Data provided —
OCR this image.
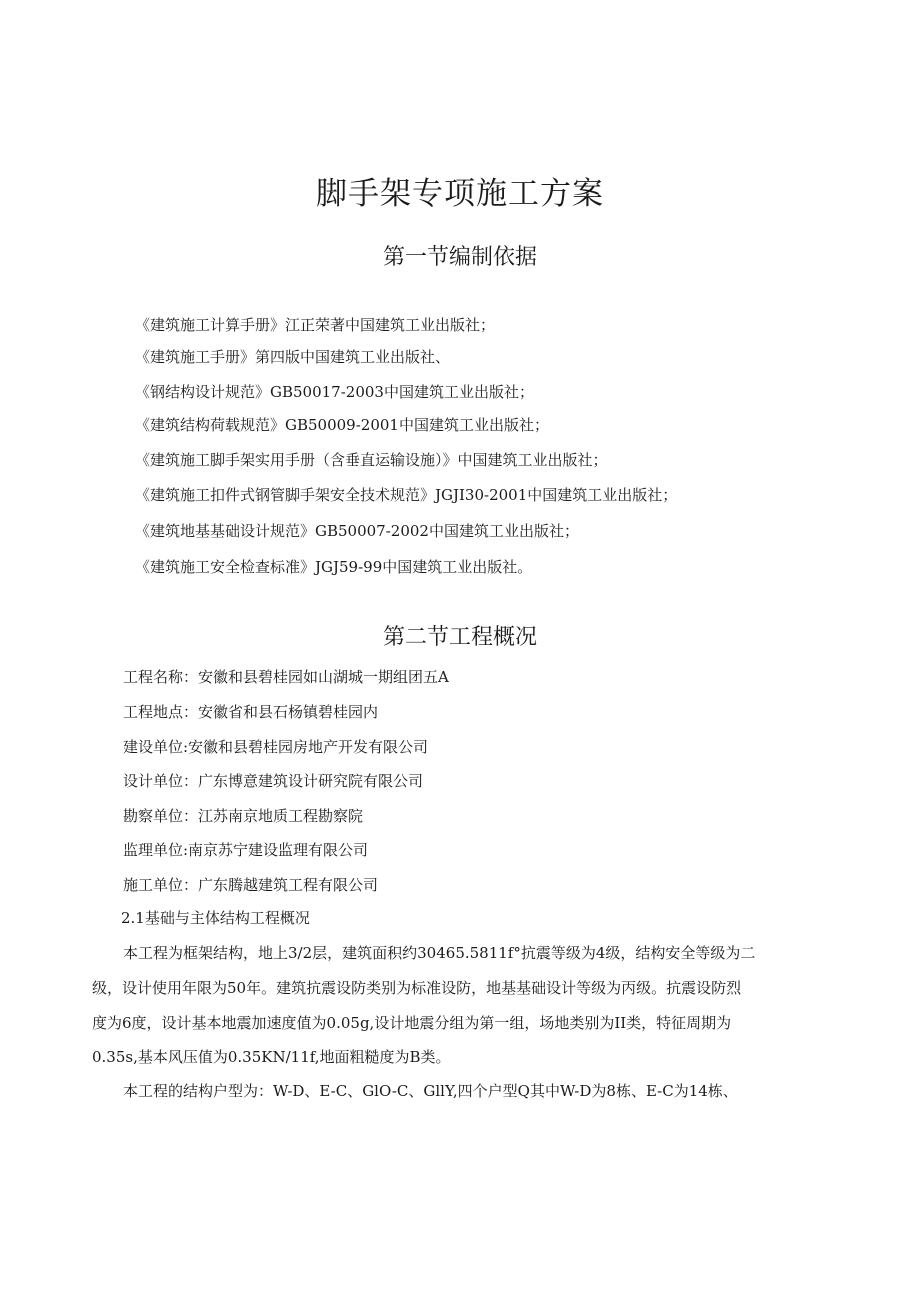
脚手架专项施工方案
第一节编制依据
《建筑施工计算手册》江正荣著中国建筑工业出版社；
《建筑施工手册》第四版中国建筑工业出版社、
《钢结构设计规范》GB50017-2003中国建筑工业出版社；
《建筑结构荷载规范》GB50009-2001中国建筑工业出版社；
《建筑施工脚手架实用手册（含垂直运输设施）》中国建筑工业出版社；
《建筑施工扣件式钢管脚手架安全技术规范》JGJI30-2001中国建筑工业出版社；
《建筑地基基础设计规范》GB50007-2002中国建筑工业出版社；
《建筑施工安全检查标准》JGJ59-99中国建筑工业出版社。
第二节工程概况
工程名称：安徽和县碧桂园如山湖城一期组团五A
工程地点：安徽省和县石杨镇碧桂园内
建设单位:安徽和县碧桂园房地产开发有限公司
设计单位：广东博意建筑设计研究院有限公司
勘察单位：江苏南京地质工程勘察院
监理单位:南京苏宁建设监理有限公司
施工单位：广东腾越建筑工程有限公司
2.1基础与主体结构工程概况
本工程为框架结构，地上3/2层，建筑面积约30465.5811f°抗震等级为4级，结构安全等级为二
级，设计使用年限为50年。建筑抗震设防类别为标准设防，地基基础设计等级为丙级。抗震设防烈
度为6度，设计基本地震加速度值为0.05g,设计地震分组为第一组，场地类别为II类，特征周期为
0.35s,基本风压值为0.35KN/11f,地面粗糙度为B类。
本工程的结构户型为：W-D、E-C、GlO-C、GllY,四个户型Q其中W-D为8栋、E-C为14栋、
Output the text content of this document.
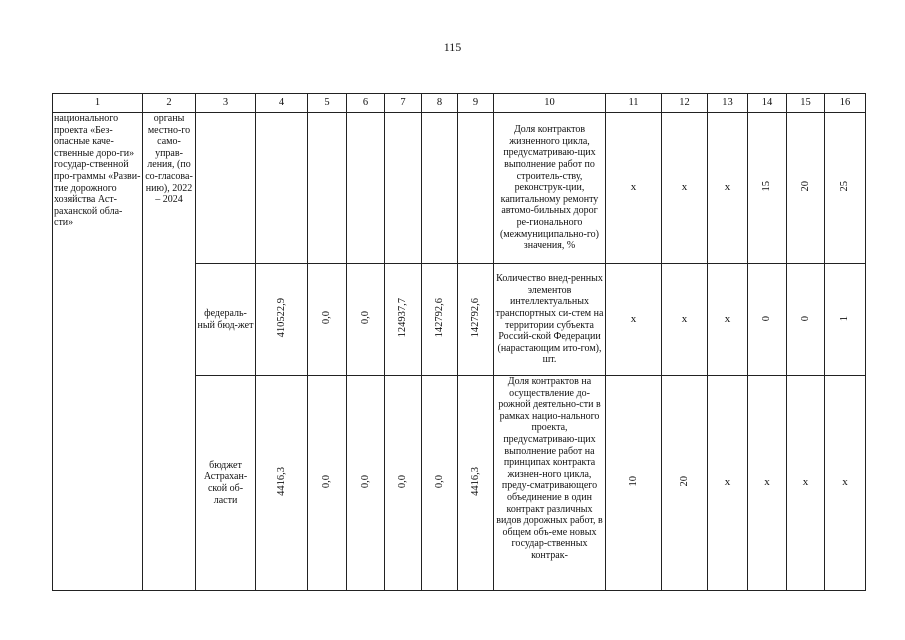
115
1	2	3	4	5	6	7	8	9	10	11	12	13	14	15	16
национального проекта «Без-опасные каче-ственные доро-ги» государ-ственной про-граммы «Разви-тие дорожного хозяйства Аст-раханской обла-сти»	органы местно-го само-управ-ления, (по со-гласова-нию), 2022 – 2024								Доля контрактов жизненного цикла, предусматриваю-щих выполнение работ по строитель-ству, реконструк-ции, капитальному ремонту автомо-бильных дорог ре-гионального (межмуниципально-го) значения, %	x	x	x	15	20	25
		федераль-ный бюд-жет	410522,9	0,0	0,0	124937,7	142792,6	142792,6	Количество внед-ренных элементов интеллектуальных транспортных си-стем на территории субъекта Россий-ской Федерации (нарастающим ито-гом), шт.	x	x	x	0	0	1
		бюджет Астрахан-ской об-ласти	4416,3	0,0	0,0	0,0	0,0	4416,3	Доля контрактов на осуществление до-рожной деятельно-сти в рамках нацио-нального проекта, предусматриваю-щих выполнение работ на принципах контракта жизнен-ного цикла, преду-сматривающего объединение в один контракт различных видов дорожных работ, в общем объ-еме новых государ-ственных контрак-	10	20	x	x	x	x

Exercise — Find the word "this" in the data and copy out each line where it turns up.

Answer to the exercise —
OCR this image.
Output the text content of this document.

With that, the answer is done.